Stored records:
++++++++
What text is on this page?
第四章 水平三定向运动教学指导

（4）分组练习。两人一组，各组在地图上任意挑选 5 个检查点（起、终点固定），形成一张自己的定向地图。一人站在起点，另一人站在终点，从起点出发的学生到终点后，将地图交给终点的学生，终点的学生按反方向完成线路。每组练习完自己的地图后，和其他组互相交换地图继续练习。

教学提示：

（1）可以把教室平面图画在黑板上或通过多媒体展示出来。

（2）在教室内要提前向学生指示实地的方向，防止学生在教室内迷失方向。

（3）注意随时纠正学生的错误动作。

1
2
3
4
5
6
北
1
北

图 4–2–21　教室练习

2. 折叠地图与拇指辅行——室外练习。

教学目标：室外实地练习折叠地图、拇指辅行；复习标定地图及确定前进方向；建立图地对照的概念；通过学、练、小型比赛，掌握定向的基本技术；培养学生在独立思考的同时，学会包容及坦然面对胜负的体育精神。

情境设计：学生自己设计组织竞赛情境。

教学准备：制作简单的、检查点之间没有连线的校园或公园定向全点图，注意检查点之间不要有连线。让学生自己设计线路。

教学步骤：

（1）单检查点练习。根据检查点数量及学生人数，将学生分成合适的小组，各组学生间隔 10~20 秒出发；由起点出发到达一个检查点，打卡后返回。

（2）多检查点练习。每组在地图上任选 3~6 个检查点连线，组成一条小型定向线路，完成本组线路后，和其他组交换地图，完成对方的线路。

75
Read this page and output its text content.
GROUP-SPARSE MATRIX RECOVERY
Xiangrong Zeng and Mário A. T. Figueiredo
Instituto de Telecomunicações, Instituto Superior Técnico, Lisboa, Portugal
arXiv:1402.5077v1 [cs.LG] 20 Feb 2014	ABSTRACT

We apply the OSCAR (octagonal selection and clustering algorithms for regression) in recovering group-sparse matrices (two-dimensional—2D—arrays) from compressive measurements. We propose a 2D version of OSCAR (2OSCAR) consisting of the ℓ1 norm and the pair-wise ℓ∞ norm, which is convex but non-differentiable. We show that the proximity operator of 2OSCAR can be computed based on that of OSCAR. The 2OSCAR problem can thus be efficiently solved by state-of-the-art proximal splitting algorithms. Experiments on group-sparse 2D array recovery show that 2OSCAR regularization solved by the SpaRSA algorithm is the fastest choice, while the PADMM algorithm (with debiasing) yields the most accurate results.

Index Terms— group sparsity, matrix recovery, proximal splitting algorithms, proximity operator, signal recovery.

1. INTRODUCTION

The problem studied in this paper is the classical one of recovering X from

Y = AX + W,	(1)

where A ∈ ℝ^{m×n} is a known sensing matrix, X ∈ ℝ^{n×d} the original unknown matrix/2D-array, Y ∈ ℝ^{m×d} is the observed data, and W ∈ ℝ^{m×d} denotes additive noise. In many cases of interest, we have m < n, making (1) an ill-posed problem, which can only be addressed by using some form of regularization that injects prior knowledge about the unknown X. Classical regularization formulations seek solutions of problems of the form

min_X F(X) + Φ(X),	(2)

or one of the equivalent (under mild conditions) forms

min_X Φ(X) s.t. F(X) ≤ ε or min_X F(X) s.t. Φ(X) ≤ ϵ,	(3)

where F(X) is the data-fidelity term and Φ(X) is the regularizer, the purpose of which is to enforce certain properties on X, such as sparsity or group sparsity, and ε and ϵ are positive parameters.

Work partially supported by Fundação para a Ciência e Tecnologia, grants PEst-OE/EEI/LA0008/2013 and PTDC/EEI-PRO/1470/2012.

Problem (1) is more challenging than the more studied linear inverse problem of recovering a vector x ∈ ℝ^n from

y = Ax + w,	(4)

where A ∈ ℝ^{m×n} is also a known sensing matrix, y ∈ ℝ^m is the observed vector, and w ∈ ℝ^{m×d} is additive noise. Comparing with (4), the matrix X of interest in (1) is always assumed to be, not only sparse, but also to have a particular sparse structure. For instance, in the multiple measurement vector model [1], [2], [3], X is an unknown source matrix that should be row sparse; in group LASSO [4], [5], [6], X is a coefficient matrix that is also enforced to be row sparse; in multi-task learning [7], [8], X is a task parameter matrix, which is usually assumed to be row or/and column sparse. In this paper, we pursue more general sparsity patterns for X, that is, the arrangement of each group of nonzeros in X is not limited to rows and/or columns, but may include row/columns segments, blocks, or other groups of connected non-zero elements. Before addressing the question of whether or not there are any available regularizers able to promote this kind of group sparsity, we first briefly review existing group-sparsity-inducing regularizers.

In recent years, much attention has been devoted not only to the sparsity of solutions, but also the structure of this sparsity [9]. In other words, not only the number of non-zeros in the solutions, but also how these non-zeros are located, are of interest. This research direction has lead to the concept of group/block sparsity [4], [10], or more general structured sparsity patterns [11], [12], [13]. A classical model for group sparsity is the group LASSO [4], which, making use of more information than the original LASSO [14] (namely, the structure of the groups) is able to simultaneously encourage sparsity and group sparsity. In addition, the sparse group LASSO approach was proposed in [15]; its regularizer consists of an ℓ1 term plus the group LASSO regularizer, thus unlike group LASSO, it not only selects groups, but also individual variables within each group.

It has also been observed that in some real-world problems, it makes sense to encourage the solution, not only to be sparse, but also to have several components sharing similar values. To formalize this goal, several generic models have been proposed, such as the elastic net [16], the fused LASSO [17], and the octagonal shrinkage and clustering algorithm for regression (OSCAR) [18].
++++++++
Task instructions =>
Search the data above for the word "proximal", then gather each line in which it appears.

Correct result =>
We apply the OSCAR (octagonal selection and clustering algorithms for regression) in recovering group-sparse matrices (two-dimensional—2D—arrays) from compressive measurements. We propose a 2D version of OSCAR (2OSCAR) consisting of the ℓ1 norm and the pair-wise ℓ∞ norm, which is convex but non-differentiable. We show that the proximity operator of 2OSCAR can be computed based on that of OSCAR. The 2OSCAR problem can thus be efficiently solved by state-of-the-art proximal splitting algorithms. Experiments on group-sparse 2D array recovery show that 2OSCAR regularization solved by the SpaRSA algorithm is the fastest choice, while the PADMM algorithm (with debiasing) yields the most accurate results.
Index Terms— group sparsity, matrix recovery, proximal splitting algorithms, proximity operator, signal recovery.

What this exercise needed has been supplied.